TASK REQUIREMENTS
All of the data needs to be repeated exactly.

PROVIDED ENTRIES
****
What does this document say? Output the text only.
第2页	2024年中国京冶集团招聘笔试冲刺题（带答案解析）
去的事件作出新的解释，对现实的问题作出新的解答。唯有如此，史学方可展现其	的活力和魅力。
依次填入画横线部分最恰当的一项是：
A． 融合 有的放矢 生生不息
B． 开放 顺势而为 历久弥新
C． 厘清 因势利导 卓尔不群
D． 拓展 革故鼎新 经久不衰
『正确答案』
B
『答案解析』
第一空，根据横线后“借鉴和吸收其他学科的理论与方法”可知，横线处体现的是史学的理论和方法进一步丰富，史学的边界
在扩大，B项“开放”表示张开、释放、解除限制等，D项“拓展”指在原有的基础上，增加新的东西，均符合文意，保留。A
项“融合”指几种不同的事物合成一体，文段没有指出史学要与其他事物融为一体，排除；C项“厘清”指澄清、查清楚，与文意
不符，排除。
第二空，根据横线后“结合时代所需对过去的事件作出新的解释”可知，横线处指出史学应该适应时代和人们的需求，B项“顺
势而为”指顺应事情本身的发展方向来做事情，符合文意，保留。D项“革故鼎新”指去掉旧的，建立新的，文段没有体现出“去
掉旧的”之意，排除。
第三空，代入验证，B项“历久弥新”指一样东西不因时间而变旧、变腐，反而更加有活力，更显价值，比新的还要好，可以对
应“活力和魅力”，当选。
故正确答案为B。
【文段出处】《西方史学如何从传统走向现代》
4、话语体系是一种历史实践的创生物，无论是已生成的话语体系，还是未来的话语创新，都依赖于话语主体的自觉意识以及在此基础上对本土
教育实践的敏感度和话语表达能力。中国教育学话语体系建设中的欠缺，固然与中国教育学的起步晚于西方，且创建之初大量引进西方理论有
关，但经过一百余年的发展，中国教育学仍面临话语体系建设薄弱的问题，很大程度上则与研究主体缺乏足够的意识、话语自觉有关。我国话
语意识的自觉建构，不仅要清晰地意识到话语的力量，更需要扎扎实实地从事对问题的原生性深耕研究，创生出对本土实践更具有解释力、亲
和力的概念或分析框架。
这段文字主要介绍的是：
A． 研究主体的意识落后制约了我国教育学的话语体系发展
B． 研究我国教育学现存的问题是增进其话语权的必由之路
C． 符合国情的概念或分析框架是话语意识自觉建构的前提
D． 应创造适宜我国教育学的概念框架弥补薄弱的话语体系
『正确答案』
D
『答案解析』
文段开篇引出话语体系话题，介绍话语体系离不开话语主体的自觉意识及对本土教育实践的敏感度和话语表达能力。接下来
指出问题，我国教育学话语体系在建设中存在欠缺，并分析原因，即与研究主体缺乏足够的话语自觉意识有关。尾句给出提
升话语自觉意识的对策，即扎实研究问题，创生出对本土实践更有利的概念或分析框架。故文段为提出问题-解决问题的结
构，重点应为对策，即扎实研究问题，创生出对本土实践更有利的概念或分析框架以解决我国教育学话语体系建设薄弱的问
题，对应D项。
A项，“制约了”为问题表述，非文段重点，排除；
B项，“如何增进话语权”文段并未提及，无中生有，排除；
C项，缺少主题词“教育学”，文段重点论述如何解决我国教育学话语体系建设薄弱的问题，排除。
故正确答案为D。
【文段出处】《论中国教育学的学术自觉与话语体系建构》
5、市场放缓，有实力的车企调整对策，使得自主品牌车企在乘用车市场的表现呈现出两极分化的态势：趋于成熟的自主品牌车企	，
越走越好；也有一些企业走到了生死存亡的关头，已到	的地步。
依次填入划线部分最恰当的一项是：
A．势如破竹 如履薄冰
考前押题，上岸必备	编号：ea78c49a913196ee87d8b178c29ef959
****
TASK SOLUTION
What does this document say? Output the text only.
第2页	2024年中国京冶集团招聘笔试冲刺题（带答案解析）
去的事件作出新的解释，对现实的问题作出新的解答。唯有如此，史学方可展现其	的活力和魅力。
依次填入画横线部分最恰当的一项是：
A． 融合 有的放矢 生生不息
B． 开放 顺势而为 历久弥新
C． 厘清 因势利导 卓尔不群
D． 拓展 革故鼎新 经久不衰
『正确答案』
B
『答案解析』
第一空，根据横线后“借鉴和吸收其他学科的理论与方法”可知，横线处体现的是史学的理论和方法进一步丰富，史学的边界
在扩大，B项“开放”表示张开、释放、解除限制等，D项“拓展”指在原有的基础上，增加新的东西，均符合文意，保留。A
项“融合”指几种不同的事物合成一体，文段没有指出史学要与其他事物融为一体，排除；C项“厘清”指澄清、查清楚，与文意
不符，排除。
第二空，根据横线后“结合时代所需对过去的事件作出新的解释”可知，横线处指出史学应该适应时代和人们的需求，B项“顺
势而为”指顺应事情本身的发展方向来做事情，符合文意，保留。D项“革故鼎新”指去掉旧的，建立新的，文段没有体现出“去
掉旧的”之意，排除。
第三空，代入验证，B项“历久弥新”指一样东西不因时间而变旧、变腐，反而更加有活力，更显价值，比新的还要好，可以对
应“活力和魅力”，当选。
故正确答案为B。
【文段出处】《西方史学如何从传统走向现代》
4、话语体系是一种历史实践的创生物，无论是已生成的话语体系，还是未来的话语创新，都依赖于话语主体的自觉意识以及在此基础上对本土
教育实践的敏感度和话语表达能力。中国教育学话语体系建设中的欠缺，固然与中国教育学的起步晚于西方，且创建之初大量引进西方理论有
关，但经过一百余年的发展，中国教育学仍面临话语体系建设薄弱的问题，很大程度上则与研究主体缺乏足够的意识、话语自觉有关。我国话
语意识的自觉建构，不仅要清晰地意识到话语的力量，更需要扎扎实实地从事对问题的原生性深耕研究，创生出对本土实践更具有解释力、亲
和力的概念或分析框架。
这段文字主要介绍的是：
A． 研究主体的意识落后制约了我国教育学的话语体系发展
B． 研究我国教育学现存的问题是增进其话语权的必由之路
C． 符合国情的概念或分析框架是话语意识自觉建构的前提
D． 应创造适宜我国教育学的概念框架弥补薄弱的话语体系
『正确答案』
D
『答案解析』
文段开篇引出话语体系话题，介绍话语体系离不开话语主体的自觉意识及对本土教育实践的敏感度和话语表达能力。接下来
指出问题，我国教育学话语体系在建设中存在欠缺，并分析原因，即与研究主体缺乏足够的话语自觉意识有关。尾句给出提
升话语自觉意识的对策，即扎实研究问题，创生出对本土实践更有利的概念或分析框架。故文段为提出问题-解决问题的结
构，重点应为对策，即扎实研究问题，创生出对本土实践更有利的概念或分析框架以解决我国教育学话语体系建设薄弱的问
题，对应D项。
A项，“制约了”为问题表述，非文段重点，排除；
B项，“如何增进话语权”文段并未提及，无中生有，排除；
C项，缺少主题词“教育学”，文段重点论述如何解决我国教育学话语体系建设薄弱的问题，排除。
故正确答案为D。
【文段出处】《论中国教育学的学术自觉与话语体系建构》
5、市场放缓，有实力的车企调整对策，使得自主品牌车企在乘用车市场的表现呈现出两极分化的态势：趋于成熟的自主品牌车企	，
越走越好；也有一些企业走到了生死存亡的关头，已到	的地步。
依次填入划线部分最恰当的一项是：
A．势如破竹 如履薄冰
考前押题，上岸必备	编号：ea78c49a913196ee87d8b178c29ef959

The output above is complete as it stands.